(Given instruction)
Write out all of the records precisely. Skip anything that is a picture.

Entries taken from a collection:
_ _ _ _ _
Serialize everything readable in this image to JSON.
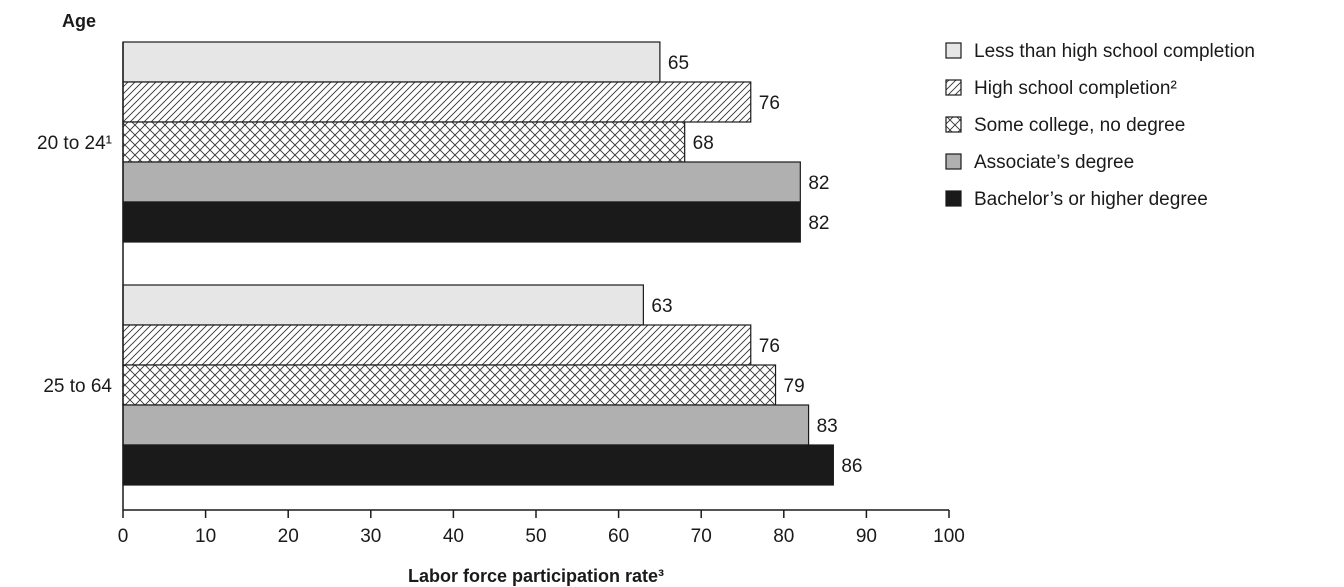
{
  "chart_data": {
    "type": "bar",
    "orientation": "horizontal",
    "title": "",
    "ylabel": "Age",
    "xlabel": "Labor force participation rate³",
    "xlim": [
      0,
      100
    ],
    "xticks": [
      0,
      10,
      20,
      30,
      40,
      50,
      60,
      70,
      80,
      90,
      100
    ],
    "categories": [
      "20 to 24¹",
      "25 to 64"
    ],
    "series": [
      {
        "name": "Less than high school completion",
        "values": [
          65,
          63
        ],
        "color": "#e6e6e6",
        "pattern": "solid"
      },
      {
        "name": "High school completion²",
        "values": [
          76,
          76
        ],
        "color": "#ffffff",
        "pattern": "diagonal"
      },
      {
        "name": "Some college, no degree",
        "values": [
          68,
          79
        ],
        "color": "#ffffff",
        "pattern": "crosshatch"
      },
      {
        "name": "Associate’s degree",
        "values": [
          82,
          83
        ],
        "color": "#b0b0b0",
        "pattern": "solid"
      },
      {
        "name": "Bachelor’s or higher degree",
        "values": [
          82,
          86
        ],
        "color": "#1a1a1a",
        "pattern": "solid"
      }
    ],
    "legend_position": "top-right",
    "grid": false
  }
}
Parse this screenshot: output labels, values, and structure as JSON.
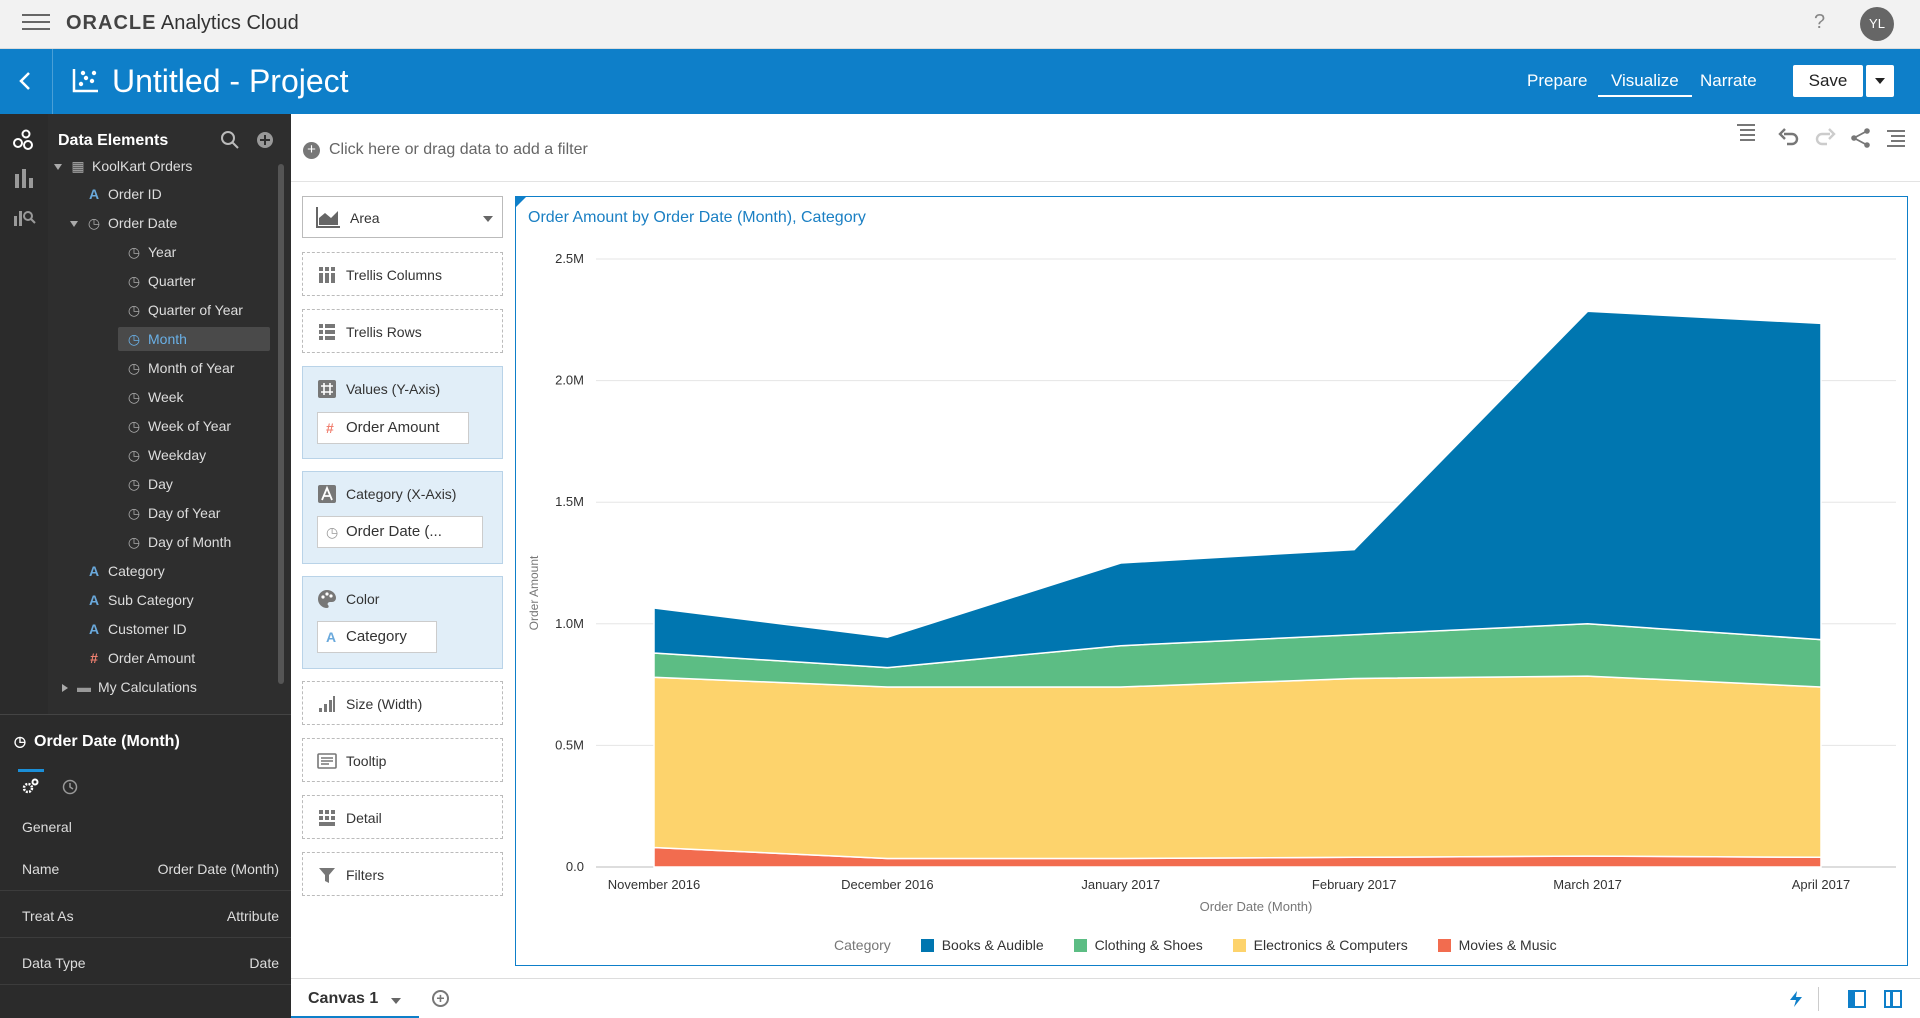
{
  "topbar": {
    "brand_strong": "ORACLE",
    "brand_rest": " Analytics Cloud",
    "help": "?",
    "avatar": "YL"
  },
  "header": {
    "project_title": "Untitled - Project",
    "tabs": [
      {
        "label": "Prepare"
      },
      {
        "label": "Visualize"
      },
      {
        "label": "Narrate"
      }
    ],
    "save_label": "Save"
  },
  "data_panel": {
    "title": "Data Elements",
    "items": [
      {
        "label": "KoolKart Orders"
      },
      {
        "label": "Order ID"
      },
      {
        "label": "Order Date"
      },
      {
        "label": "Year"
      },
      {
        "label": "Quarter"
      },
      {
        "label": "Quarter of Year"
      },
      {
        "label": "Month"
      },
      {
        "label": "Month of Year"
      },
      {
        "label": "Week"
      },
      {
        "label": "Week of Year"
      },
      {
        "label": "Weekday"
      },
      {
        "label": "Day"
      },
      {
        "label": "Day of Year"
      },
      {
        "label": "Day of Month"
      },
      {
        "label": "Category"
      },
      {
        "label": "Sub Category"
      },
      {
        "label": "Customer ID"
      },
      {
        "label": "Order Amount"
      },
      {
        "label": "My Calculations"
      }
    ]
  },
  "properties": {
    "title": "Order Date (Month)",
    "section": "General",
    "rows": [
      {
        "key": "Name",
        "value": "Order Date (Month)"
      },
      {
        "key": "Treat As",
        "value": "Attribute"
      },
      {
        "key": "Data Type",
        "value": "Date"
      }
    ]
  },
  "filterbar": {
    "placeholder": "Click here or drag data to add a filter"
  },
  "grammar": {
    "viz_type": "Area",
    "trellis_columns": "Trellis Columns",
    "trellis_rows": "Trellis Rows",
    "values_label": "Values (Y-Axis)",
    "values_pill": "Order Amount",
    "category_label": "Category (X-Axis)",
    "category_pill": "Order Date (...",
    "color_label": "Color",
    "color_pill": "Category",
    "size_label": "Size (Width)",
    "tooltip_label": "Tooltip",
    "detail_label": "Detail",
    "filters_label": "Filters"
  },
  "chart_data": {
    "type": "area",
    "stacked": true,
    "title": "Order Amount by Order Date (Month), Category",
    "xlabel": "Order Date (Month)",
    "ylabel": "Order Amount",
    "categories": [
      "November 2016",
      "December 2016",
      "January 2017",
      "February 2017",
      "March 2017",
      "April 2017"
    ],
    "ylim": [
      0,
      2500000
    ],
    "yticks": [
      {
        "value": 0,
        "label": "0.0"
      },
      {
        "value": 500000,
        "label": "0.5M"
      },
      {
        "value": 1000000,
        "label": "1.0M"
      },
      {
        "value": 1500000,
        "label": "1.5M"
      },
      {
        "value": 2000000,
        "label": "2.0M"
      },
      {
        "value": 2500000,
        "label": "2.5M"
      }
    ],
    "legend_title": "Category",
    "legend_position": "bottom",
    "grid": true,
    "series": [
      {
        "name": "Movies & Music",
        "color": "#f26c4f",
        "values": [
          80000,
          35000,
          35000,
          40000,
          45000,
          40000
        ]
      },
      {
        "name": "Electronics & Computers",
        "color": "#fdd36c",
        "values": [
          700000,
          705000,
          705000,
          735000,
          740000,
          700000
        ]
      },
      {
        "name": "Clothing & Shoes",
        "color": "#5cbd84",
        "values": [
          100000,
          80000,
          170000,
          180000,
          215000,
          195000
        ]
      },
      {
        "name": "Books & Audible",
        "color": "#0076b0",
        "values": [
          185000,
          125000,
          340000,
          350000,
          1285000,
          1300000
        ]
      }
    ]
  },
  "bottombar": {
    "canvas_tab": "Canvas 1"
  }
}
_ _ _ _ _
(Output of the exercise)
Serialize everything readable in this image to JSON.
{
  "chart_data": {
    "type": "bar",
    "orientation": "horizontal",
    "title": "",
    "ylabel": "Age",
    "xlabel": "Labor force participation rate³",
    "xlim": [
      0,
      100
    ],
    "xticks": [
      0,
      10,
      20,
      30,
      40,
      50,
      60,
      70,
      80,
      90,
      100
    ],
    "categories": [
      "20 to 24¹",
      "25 to 64"
    ],
    "series": [
      {
        "name": "Less than high school completion",
        "values": [
          65,
          63
        ],
        "color": "#e6e6e6",
        "pattern": "solid"
      },
      {
        "name": "High school completion²",
        "values": [
          76,
          76
        ],
        "color": "#ffffff",
        "pattern": "diagonal"
      },
      {
        "name": "Some college, no degree",
        "values": [
          68,
          79
        ],
        "color": "#ffffff",
        "pattern": "crosshatch"
      },
      {
        "name": "Associate’s degree",
        "values": [
          82,
          83
        ],
        "color": "#b0b0b0",
        "pattern": "solid"
      },
      {
        "name": "Bachelor’s or higher degree",
        "values": [
          82,
          86
        ],
        "color": "#1a1a1a",
        "pattern": "solid"
      }
    ],
    "legend_position": "top-right",
    "grid": false
  }
}
Parse this screenshot: output labels, values, and structure as JSON.
{
  "topbar": {
    "brand_strong": "ORACLE",
    "brand_rest": " Analytics Cloud",
    "help": "?",
    "avatar": "YL"
  },
  "header": {
    "project_title": "Untitled - Project",
    "tabs": [
      {
        "label": "Prepare"
      },
      {
        "label": "Visualize"
      },
      {
        "label": "Narrate"
      }
    ],
    "save_label": "Save"
  },
  "data_panel": {
    "title": "Data Elements",
    "items": [
      {
        "label": "KoolKart Orders"
      },
      {
        "label": "Order ID"
      },
      {
        "label": "Order Date"
      },
      {
        "label": "Year"
      },
      {
        "label": "Quarter"
      },
      {
        "label": "Quarter of Year"
      },
      {
        "label": "Month"
      },
      {
        "label": "Month of Year"
      },
      {
        "label": "Week"
      },
      {
        "label": "Week of Year"
      },
      {
        "label": "Weekday"
      },
      {
        "label": "Day"
      },
      {
        "label": "Day of Year"
      },
      {
        "label": "Day of Month"
      },
      {
        "label": "Category"
      },
      {
        "label": "Sub Category"
      },
      {
        "label": "Customer ID"
      },
      {
        "label": "Order Amount"
      },
      {
        "label": "My Calculations"
      }
    ]
  },
  "properties": {
    "title": "Order Date (Month)",
    "section": "General",
    "rows": [
      {
        "key": "Name",
        "value": "Order Date (Month)"
      },
      {
        "key": "Treat As",
        "value": "Attribute"
      },
      {
        "key": "Data Type",
        "value": "Date"
      }
    ]
  },
  "filterbar": {
    "placeholder": "Click here or drag data to add a filter"
  },
  "grammar": {
    "viz_type": "Area",
    "trellis_columns": "Trellis Columns",
    "trellis_rows": "Trellis Rows",
    "values_label": "Values (Y-Axis)",
    "values_pill": "Order Amount",
    "category_label": "Category (X-Axis)",
    "category_pill": "Order Date (...",
    "color_label": "Color",
    "color_pill": "Category",
    "size_label": "Size (Width)",
    "tooltip_label": "Tooltip",
    "detail_label": "Detail",
    "filters_label": "Filters"
  },
  "chart_data": {
    "type": "area",
    "stacked": true,
    "title": "Order Amount by Order Date (Month), Category",
    "xlabel": "Order Date (Month)",
    "ylabel": "Order Amount",
    "categories": [
      "November 2016",
      "December 2016",
      "January 2017",
      "February 2017",
      "March 2017",
      "April 2017"
    ],
    "ylim": [
      0,
      2500000
    ],
    "yticks": [
      {
        "value": 0,
        "label": "0.0"
      },
      {
        "value": 500000,
        "label": "0.5M"
      },
      {
        "value": 1000000,
        "label": "1.0M"
      },
      {
        "value": 1500000,
        "label": "1.5M"
      },
      {
        "value": 2000000,
        "label": "2.0M"
      },
      {
        "value": 2500000,
        "label": "2.5M"
      }
    ],
    "legend_title": "Category",
    "legend_position": "bottom",
    "grid": true,
    "series": [
      {
        "name": "Movies & Music",
        "color": "#f26c4f",
        "values": [
          80000,
          35000,
          35000,
          40000,
          45000,
          40000
        ]
      },
      {
        "name": "Electronics & Computers",
        "color": "#fdd36c",
        "values": [
          700000,
          705000,
          705000,
          735000,
          740000,
          700000
        ]
      },
      {
        "name": "Clothing & Shoes",
        "color": "#5cbd84",
        "values": [
          100000,
          80000,
          170000,
          180000,
          215000,
          195000
        ]
      },
      {
        "name": "Books & Audible",
        "color": "#0076b0",
        "values": [
          185000,
          125000,
          340000,
          350000,
          1285000,
          1300000
        ]
      }
    ]
  },
  "bottombar": {
    "canvas_tab": "Canvas 1"
  }
}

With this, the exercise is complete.